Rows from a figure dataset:
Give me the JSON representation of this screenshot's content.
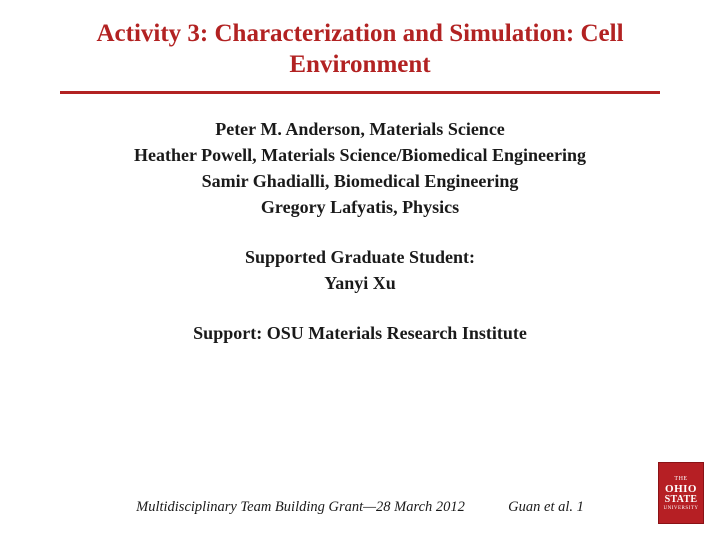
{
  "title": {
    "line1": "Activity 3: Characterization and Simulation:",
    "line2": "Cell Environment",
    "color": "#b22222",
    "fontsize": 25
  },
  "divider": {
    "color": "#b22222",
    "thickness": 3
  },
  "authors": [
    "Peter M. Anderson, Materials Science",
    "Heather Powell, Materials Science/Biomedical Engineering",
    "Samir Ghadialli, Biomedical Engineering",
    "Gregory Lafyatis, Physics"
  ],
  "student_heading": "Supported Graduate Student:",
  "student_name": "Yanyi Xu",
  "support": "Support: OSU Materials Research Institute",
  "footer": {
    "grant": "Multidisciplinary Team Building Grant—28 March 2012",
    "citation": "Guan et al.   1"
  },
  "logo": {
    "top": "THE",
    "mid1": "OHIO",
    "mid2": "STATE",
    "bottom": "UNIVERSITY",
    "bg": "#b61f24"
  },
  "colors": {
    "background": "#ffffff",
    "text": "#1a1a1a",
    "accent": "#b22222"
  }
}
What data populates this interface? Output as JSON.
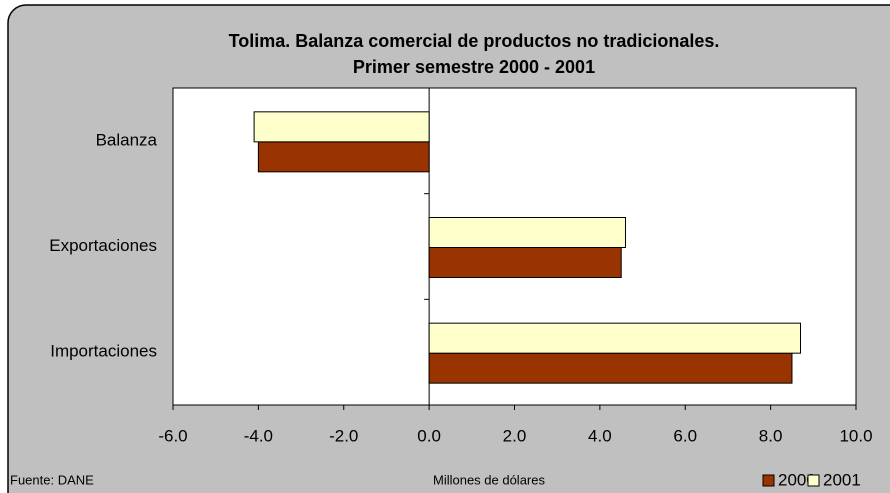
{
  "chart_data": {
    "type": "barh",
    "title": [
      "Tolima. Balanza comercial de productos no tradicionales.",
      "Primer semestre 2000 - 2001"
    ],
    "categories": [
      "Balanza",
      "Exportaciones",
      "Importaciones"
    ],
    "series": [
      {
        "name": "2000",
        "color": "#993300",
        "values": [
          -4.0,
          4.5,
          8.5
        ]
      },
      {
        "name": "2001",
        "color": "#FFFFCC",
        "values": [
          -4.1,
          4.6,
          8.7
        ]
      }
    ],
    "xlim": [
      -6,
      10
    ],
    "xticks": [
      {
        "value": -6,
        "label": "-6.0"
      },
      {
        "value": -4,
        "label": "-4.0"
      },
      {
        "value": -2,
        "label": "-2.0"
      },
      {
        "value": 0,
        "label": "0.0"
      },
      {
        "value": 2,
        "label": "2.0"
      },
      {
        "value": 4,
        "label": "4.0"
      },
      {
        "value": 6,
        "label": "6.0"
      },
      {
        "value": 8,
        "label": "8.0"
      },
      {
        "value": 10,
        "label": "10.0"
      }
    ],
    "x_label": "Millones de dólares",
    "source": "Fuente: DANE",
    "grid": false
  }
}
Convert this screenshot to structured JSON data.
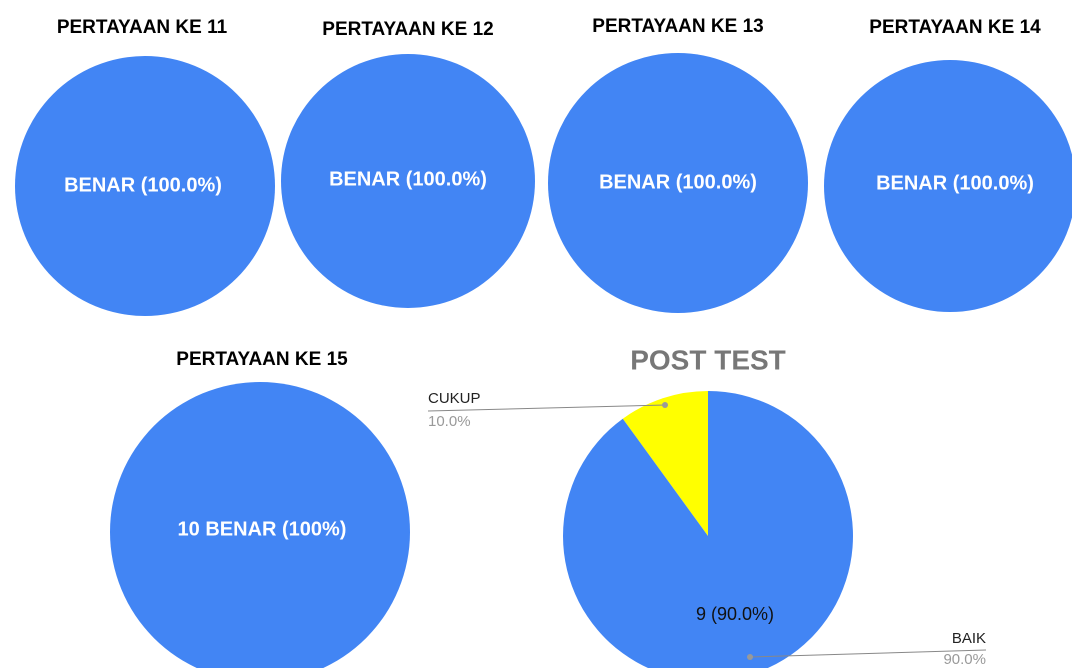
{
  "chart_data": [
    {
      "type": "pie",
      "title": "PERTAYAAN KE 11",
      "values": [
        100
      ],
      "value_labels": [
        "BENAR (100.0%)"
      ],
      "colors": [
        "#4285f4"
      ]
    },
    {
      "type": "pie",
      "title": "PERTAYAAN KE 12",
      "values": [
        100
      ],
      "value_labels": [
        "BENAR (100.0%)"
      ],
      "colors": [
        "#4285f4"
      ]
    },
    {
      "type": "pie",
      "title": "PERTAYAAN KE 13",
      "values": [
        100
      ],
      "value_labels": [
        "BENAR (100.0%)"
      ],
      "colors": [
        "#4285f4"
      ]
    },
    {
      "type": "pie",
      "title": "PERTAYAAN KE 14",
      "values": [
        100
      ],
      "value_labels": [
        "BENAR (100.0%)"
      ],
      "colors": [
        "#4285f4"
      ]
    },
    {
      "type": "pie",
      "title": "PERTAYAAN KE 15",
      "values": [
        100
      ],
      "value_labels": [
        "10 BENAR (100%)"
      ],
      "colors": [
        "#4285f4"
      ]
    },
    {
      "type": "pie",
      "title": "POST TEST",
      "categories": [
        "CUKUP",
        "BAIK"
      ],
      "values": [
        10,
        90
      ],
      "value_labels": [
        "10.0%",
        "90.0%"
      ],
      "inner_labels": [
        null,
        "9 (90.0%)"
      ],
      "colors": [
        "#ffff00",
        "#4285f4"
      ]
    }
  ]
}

SHORT EXERCISE: Looking at the entries above, state how many lines contain "Engineering"; give the number alone.

CORRECT RESULT: 2